--- start of Information provided ---

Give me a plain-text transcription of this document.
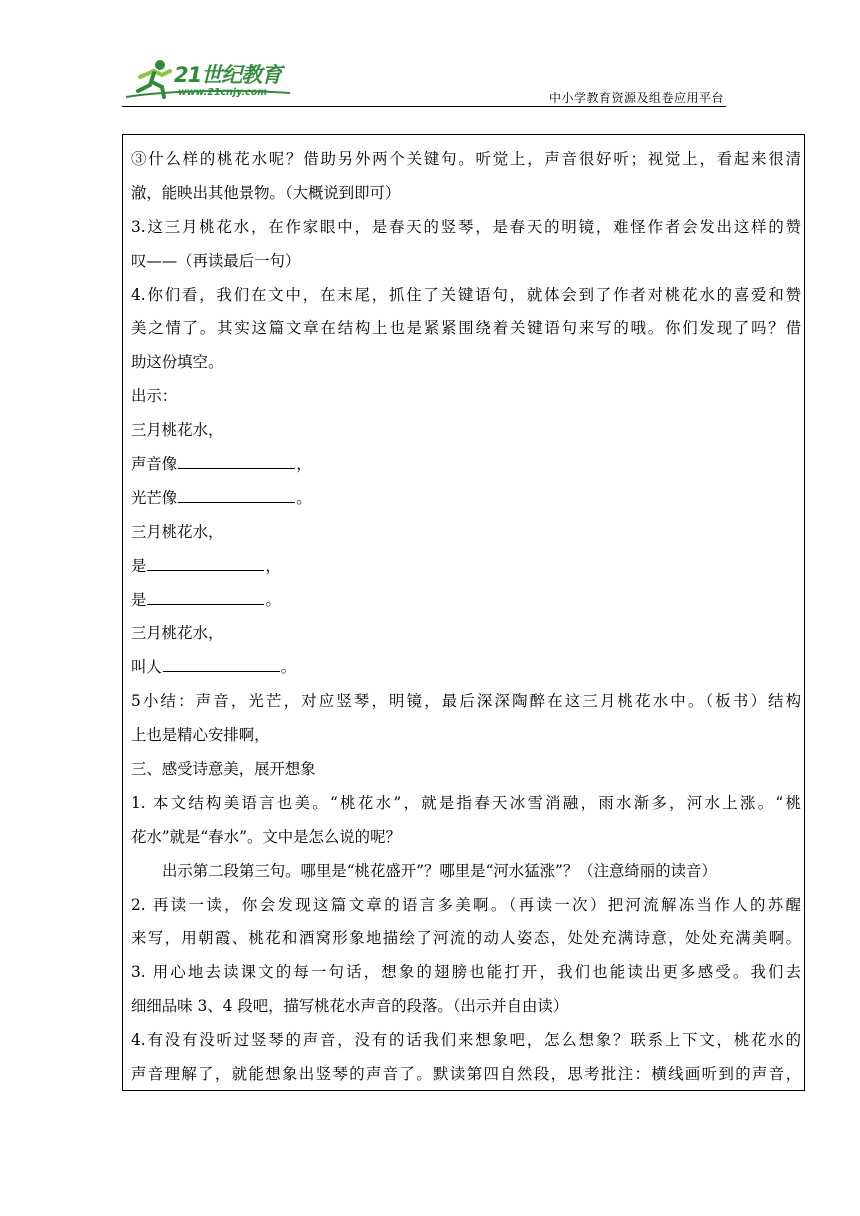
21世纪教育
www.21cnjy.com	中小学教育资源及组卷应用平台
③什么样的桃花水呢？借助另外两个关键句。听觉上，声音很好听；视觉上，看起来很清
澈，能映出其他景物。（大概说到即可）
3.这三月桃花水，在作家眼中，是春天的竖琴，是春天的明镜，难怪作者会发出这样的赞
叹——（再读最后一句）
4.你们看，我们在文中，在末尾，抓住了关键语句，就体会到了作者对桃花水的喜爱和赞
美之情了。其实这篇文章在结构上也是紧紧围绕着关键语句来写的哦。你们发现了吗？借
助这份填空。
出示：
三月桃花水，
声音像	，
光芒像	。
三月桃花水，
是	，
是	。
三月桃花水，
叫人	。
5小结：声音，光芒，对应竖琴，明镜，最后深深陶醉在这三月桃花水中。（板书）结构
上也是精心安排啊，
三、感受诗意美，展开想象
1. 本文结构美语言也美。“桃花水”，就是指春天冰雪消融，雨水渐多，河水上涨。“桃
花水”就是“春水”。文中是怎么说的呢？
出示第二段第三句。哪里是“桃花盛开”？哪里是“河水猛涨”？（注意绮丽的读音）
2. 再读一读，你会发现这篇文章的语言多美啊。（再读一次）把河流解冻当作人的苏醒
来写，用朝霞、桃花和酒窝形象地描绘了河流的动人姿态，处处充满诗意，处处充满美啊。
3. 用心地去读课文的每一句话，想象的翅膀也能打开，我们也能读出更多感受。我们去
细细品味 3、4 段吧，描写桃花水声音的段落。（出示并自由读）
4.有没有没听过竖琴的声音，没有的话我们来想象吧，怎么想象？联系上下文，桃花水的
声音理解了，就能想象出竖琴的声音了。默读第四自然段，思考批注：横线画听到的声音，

--- end of Information provided ---

Print all of the entries word for word. Skip any images they contain.

Give me a plain-text transcription of this document.
21世纪教育
www.21cnjy.com	中小学教育资源及组卷应用平台
③什么样的桃花水呢？借助另外两个关键句。听觉上，声音很好听；视觉上，看起来很清
澈，能映出其他景物。（大概说到即可）
3.这三月桃花水，在作家眼中，是春天的竖琴，是春天的明镜，难怪作者会发出这样的赞
叹——（再读最后一句）
4.你们看，我们在文中，在末尾，抓住了关键语句，就体会到了作者对桃花水的喜爱和赞
美之情了。其实这篇文章在结构上也是紧紧围绕着关键语句来写的哦。你们发现了吗？借
助这份填空。
出示：
三月桃花水，
声音像	，
光芒像	。
三月桃花水，
是	，
是	。
三月桃花水，
叫人	。
5小结：声音，光芒，对应竖琴，明镜，最后深深陶醉在这三月桃花水中。（板书）结构
上也是精心安排啊，
三、感受诗意美，展开想象
1. 本文结构美语言也美。“桃花水”，就是指春天冰雪消融，雨水渐多，河水上涨。“桃
花水”就是“春水”。文中是怎么说的呢？
出示第二段第三句。哪里是“桃花盛开”？哪里是“河水猛涨”？（注意绮丽的读音）
2. 再读一读，你会发现这篇文章的语言多美啊。（再读一次）把河流解冻当作人的苏醒
来写，用朝霞、桃花和酒窝形象地描绘了河流的动人姿态，处处充满诗意，处处充满美啊。
3. 用心地去读课文的每一句话，想象的翅膀也能打开，我们也能读出更多感受。我们去
细细品味 3、4 段吧，描写桃花水声音的段落。（出示并自由读）
4.有没有没听过竖琴的声音，没有的话我们来想象吧，怎么想象？联系上下文，桃花水的
声音理解了，就能想象出竖琴的声音了。默读第四自然段，思考批注：横线画听到的声音，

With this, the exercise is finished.